*AIM:*
Gather every line from the entries below that includes "black".

┄┄┄┄┄┄┄┄┄┄┄┄┄┄┄┄┄┄┄┄

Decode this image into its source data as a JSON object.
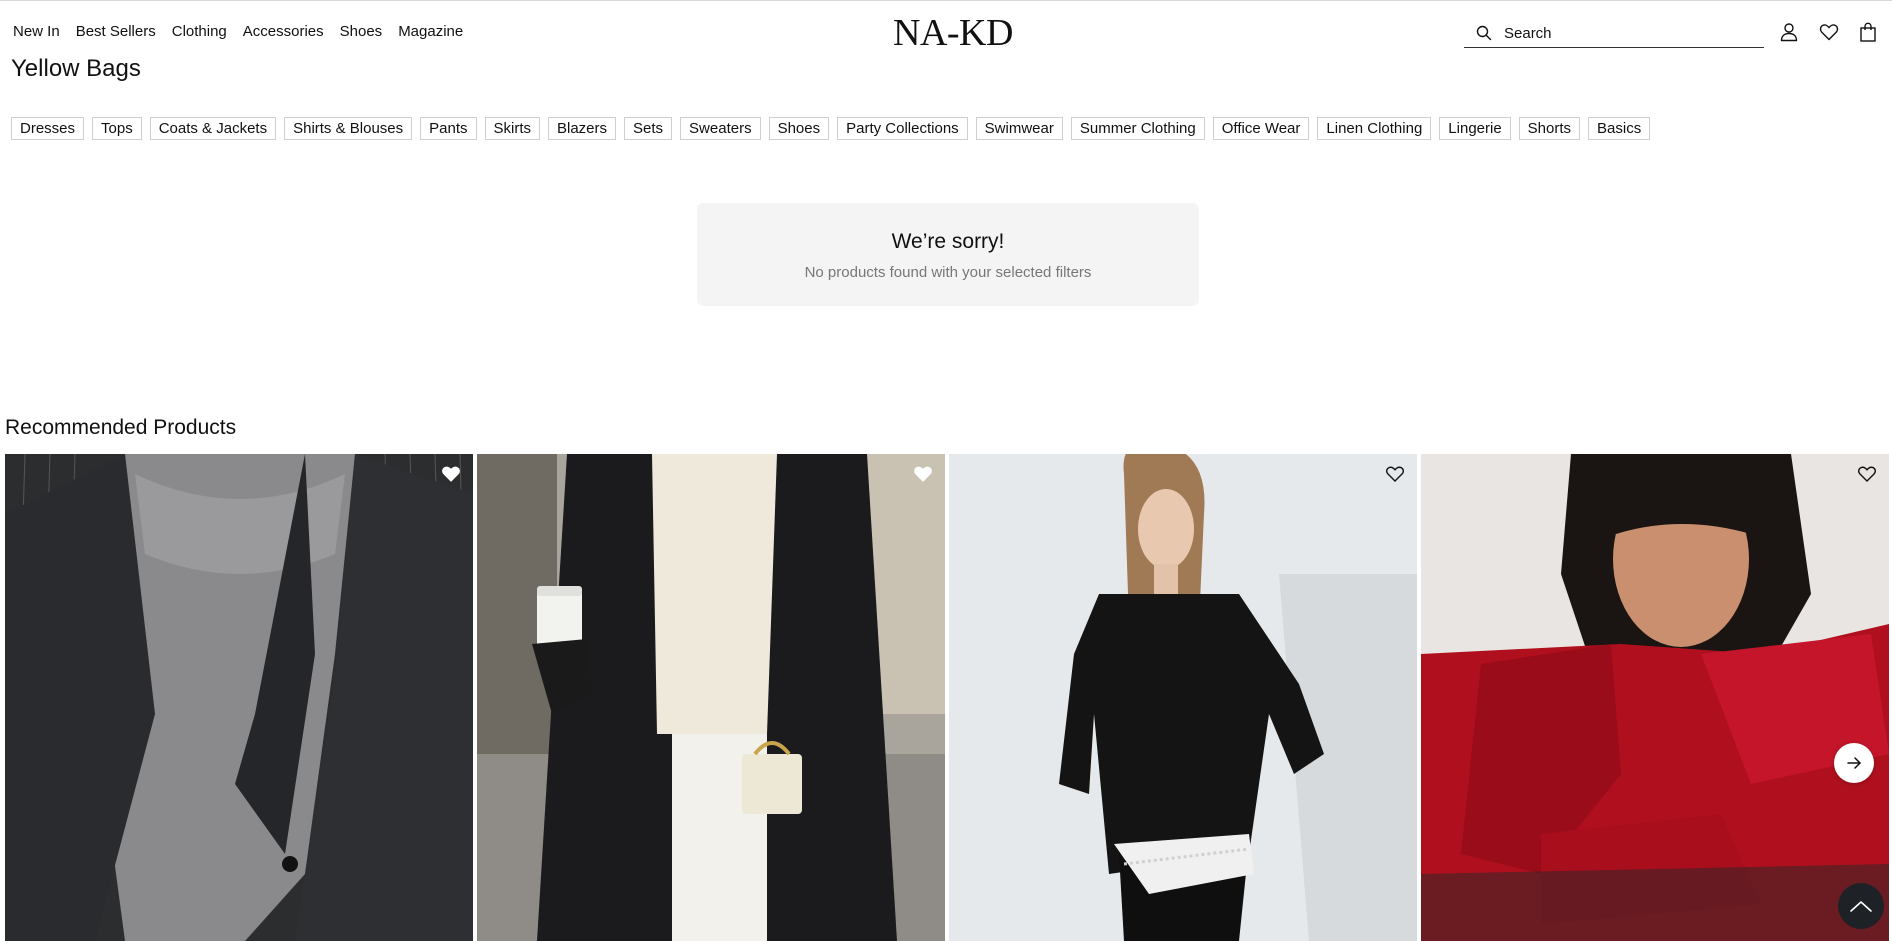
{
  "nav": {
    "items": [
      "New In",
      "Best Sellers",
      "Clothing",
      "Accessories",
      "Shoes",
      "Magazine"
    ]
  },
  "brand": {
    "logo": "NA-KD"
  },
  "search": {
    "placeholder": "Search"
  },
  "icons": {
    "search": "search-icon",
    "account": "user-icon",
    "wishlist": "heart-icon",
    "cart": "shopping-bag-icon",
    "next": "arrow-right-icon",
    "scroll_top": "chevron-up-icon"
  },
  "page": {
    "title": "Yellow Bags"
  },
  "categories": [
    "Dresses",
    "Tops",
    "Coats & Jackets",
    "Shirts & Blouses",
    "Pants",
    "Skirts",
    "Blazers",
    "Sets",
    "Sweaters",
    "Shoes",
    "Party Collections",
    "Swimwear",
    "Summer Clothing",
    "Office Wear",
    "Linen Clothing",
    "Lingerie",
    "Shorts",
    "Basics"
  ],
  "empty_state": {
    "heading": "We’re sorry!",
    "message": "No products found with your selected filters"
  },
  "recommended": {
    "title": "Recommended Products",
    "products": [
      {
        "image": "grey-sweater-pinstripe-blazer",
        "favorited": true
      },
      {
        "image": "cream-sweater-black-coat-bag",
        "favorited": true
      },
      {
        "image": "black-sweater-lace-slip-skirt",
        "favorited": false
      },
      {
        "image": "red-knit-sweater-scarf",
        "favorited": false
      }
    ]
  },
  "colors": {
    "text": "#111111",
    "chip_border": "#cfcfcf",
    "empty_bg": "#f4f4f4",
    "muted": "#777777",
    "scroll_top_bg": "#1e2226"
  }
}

┄┄┄┄┄┄┄┄┄┄┄┄┄┄┄┄┄┄┄┄

*OUTPUT:*
        "image": "cream-sweater-black-coat-bag",
        "image": "black-sweater-lace-slip-skirt",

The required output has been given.